▶ **Materials provided**
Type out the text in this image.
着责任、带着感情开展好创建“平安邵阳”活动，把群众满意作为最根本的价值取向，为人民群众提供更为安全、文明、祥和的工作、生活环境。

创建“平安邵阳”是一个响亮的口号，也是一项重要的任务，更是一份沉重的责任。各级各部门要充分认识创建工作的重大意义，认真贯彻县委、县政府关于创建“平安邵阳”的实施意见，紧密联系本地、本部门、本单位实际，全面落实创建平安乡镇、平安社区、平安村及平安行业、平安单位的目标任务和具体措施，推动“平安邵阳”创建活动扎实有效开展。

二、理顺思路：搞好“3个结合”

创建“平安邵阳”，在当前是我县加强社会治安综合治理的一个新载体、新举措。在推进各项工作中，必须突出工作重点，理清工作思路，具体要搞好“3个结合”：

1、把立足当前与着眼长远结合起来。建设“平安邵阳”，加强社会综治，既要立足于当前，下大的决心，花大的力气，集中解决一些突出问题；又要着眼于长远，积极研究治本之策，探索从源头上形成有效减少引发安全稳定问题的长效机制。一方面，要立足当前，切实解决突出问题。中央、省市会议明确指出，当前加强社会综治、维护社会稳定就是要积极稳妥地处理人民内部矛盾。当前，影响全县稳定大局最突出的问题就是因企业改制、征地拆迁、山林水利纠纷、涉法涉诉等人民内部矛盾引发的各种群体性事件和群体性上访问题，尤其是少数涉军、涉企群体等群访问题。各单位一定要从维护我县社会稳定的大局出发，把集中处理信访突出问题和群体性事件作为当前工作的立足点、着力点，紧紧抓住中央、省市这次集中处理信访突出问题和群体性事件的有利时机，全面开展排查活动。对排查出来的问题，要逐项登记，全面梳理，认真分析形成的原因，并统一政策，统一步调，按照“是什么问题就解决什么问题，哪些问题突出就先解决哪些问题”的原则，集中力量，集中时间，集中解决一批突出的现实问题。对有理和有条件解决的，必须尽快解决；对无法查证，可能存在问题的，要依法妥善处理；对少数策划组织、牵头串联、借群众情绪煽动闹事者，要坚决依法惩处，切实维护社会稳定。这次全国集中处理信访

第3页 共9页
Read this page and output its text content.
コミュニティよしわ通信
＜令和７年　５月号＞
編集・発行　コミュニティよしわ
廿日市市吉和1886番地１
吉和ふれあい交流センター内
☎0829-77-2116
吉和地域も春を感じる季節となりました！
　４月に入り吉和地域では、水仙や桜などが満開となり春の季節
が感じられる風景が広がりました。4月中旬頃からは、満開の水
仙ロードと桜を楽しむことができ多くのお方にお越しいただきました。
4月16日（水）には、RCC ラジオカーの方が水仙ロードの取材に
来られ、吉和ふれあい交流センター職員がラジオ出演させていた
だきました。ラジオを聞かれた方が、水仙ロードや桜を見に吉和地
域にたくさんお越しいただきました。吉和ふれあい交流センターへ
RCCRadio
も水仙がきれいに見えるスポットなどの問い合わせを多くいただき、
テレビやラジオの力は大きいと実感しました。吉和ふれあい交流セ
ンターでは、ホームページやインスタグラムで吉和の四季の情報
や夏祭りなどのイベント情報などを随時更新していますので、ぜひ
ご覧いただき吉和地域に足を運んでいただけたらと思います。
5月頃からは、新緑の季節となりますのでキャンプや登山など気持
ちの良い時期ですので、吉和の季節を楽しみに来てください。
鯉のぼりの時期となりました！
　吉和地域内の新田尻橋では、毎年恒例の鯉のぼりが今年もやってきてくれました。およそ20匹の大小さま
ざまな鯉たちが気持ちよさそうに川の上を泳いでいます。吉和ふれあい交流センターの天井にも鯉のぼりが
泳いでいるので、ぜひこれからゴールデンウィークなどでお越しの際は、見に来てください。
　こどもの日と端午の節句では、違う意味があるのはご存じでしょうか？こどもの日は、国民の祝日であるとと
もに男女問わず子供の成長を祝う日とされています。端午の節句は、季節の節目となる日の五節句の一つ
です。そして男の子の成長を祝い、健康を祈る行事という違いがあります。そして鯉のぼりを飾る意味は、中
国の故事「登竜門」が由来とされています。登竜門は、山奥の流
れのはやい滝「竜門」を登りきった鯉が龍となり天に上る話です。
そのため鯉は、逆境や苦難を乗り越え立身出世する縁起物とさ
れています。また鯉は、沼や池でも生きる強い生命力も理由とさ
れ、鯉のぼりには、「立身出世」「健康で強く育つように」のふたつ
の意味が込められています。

▶ **Do this**
Working from the material above, retype it in its entirety without change.

▶ **Correct answer**
Type out the text in this image.
着责任、带着感情开展好创建“平安邵阳”活动，把群众满意作为最根本的价值取向，为人民群众提供更为安全、文明、祥和的工作、生活环境。

创建“平安邵阳”是一个响亮的口号，也是一项重要的任务，更是一份沉重的责任。各级各部门要充分认识创建工作的重大意义，认真贯彻县委、县政府关于创建“平安邵阳”的实施意见，紧密联系本地、本部门、本单位实际，全面落实创建平安乡镇、平安社区、平安村及平安行业、平安单位的目标任务和具体措施，推动“平安邵阳”创建活动扎实有效开展。

二、理顺思路：搞好“3个结合”

创建“平安邵阳”，在当前是我县加强社会治安综合治理的一个新载体、新举措。在推进各项工作中，必须突出工作重点，理清工作思路，具体要搞好“3个结合”：

1、把立足当前与着眼长远结合起来。建设“平安邵阳”，加强社会综治，既要立足于当前，下大的决心，花大的力气，集中解决一些突出问题；又要着眼于长远，积极研究治本之策，探索从源头上形成有效减少引发安全稳定问题的长效机制。一方面，要立足当前，切实解决突出问题。中央、省市会议明确指出，当前加强社会综治、维护社会稳定就是要积极稳妥地处理人民内部矛盾。当前，影响全县稳定大局最突出的问题就是因企业改制、征地拆迁、山林水利纠纷、涉法涉诉等人民内部矛盾引发的各种群体性事件和群体性上访问题，尤其是少数涉军、涉企群体等群访问题。各单位一定要从维护我县社会稳定的大局出发，把集中处理信访突出问题和群体性事件作为当前工作的立足点、着力点，紧紧抓住中央、省市这次集中处理信访突出问题和群体性事件的有利时机，全面开展排查活动。对排查出来的问题，要逐项登记，全面梳理，认真分析形成的原因，并统一政策，统一步调，按照“是什么问题就解决什么问题，哪些问题突出就先解决哪些问题”的原则，集中力量，集中时间，集中解决一批突出的现实问题。对有理和有条件解决的，必须尽快解决；对无法查证，可能存在问题的，要依法妥善处理；对少数策划组织、牵头串联、借群众情绪煽动闹事者，要坚决依法惩处，切实维护社会稳定。这次全国集中处理信访

第3页 共9页
Read this page and output its text content.
コミュニティよしわ通信
＜令和７年　５月号＞
編集・発行　コミュニティよしわ
廿日市市吉和1886番地１
吉和ふれあい交流センター内
☎0829-77-2116
吉和地域も春を感じる季節となりました！
　４月に入り吉和地域では、水仙や桜などが満開となり春の季節
が感じられる風景が広がりました。4月中旬頃からは、満開の水
仙ロードと桜を楽しむことができ多くのお方にお越しいただきました。
4月16日（水）には、RCC ラジオカーの方が水仙ロードの取材に
来られ、吉和ふれあい交流センター職員がラジオ出演させていた
だきました。ラジオを聞かれた方が、水仙ロードや桜を見に吉和地
域にたくさんお越しいただきました。吉和ふれあい交流センターへ
RCCRadio
も水仙がきれいに見えるスポットなどの問い合わせを多くいただき、
テレビやラジオの力は大きいと実感しました。吉和ふれあい交流セ
ンターでは、ホームページやインスタグラムで吉和の四季の情報
や夏祭りなどのイベント情報などを随時更新していますので、ぜひ
ご覧いただき吉和地域に足を運んでいただけたらと思います。
5月頃からは、新緑の季節となりますのでキャンプや登山など気持
ちの良い時期ですので、吉和の季節を楽しみに来てください。
鯉のぼりの時期となりました！
　吉和地域内の新田尻橋では、毎年恒例の鯉のぼりが今年もやってきてくれました。およそ20匹の大小さま
ざまな鯉たちが気持ちよさそうに川の上を泳いでいます。吉和ふれあい交流センターの天井にも鯉のぼりが
泳いでいるので、ぜひこれからゴールデンウィークなどでお越しの際は、見に来てください。
　こどもの日と端午の節句では、違う意味があるのはご存じでしょうか？こどもの日は、国民の祝日であるとと
もに男女問わず子供の成長を祝う日とされています。端午の節句は、季節の節目となる日の五節句の一つ
です。そして男の子の成長を祝い、健康を祈る行事という違いがあります。そして鯉のぼりを飾る意味は、中
国の故事「登竜門」が由来とされています。登竜門は、山奥の流
れのはやい滝「竜門」を登りきった鯉が龍となり天に上る話です。
そのため鯉は、逆境や苦難を乗り越え立身出世する縁起物とさ
れています。また鯉は、沼や池でも生きる強い生命力も理由とさ
れ、鯉のぼりには、「立身出世」「健康で強く育つように」のふたつ
の意味が込められています。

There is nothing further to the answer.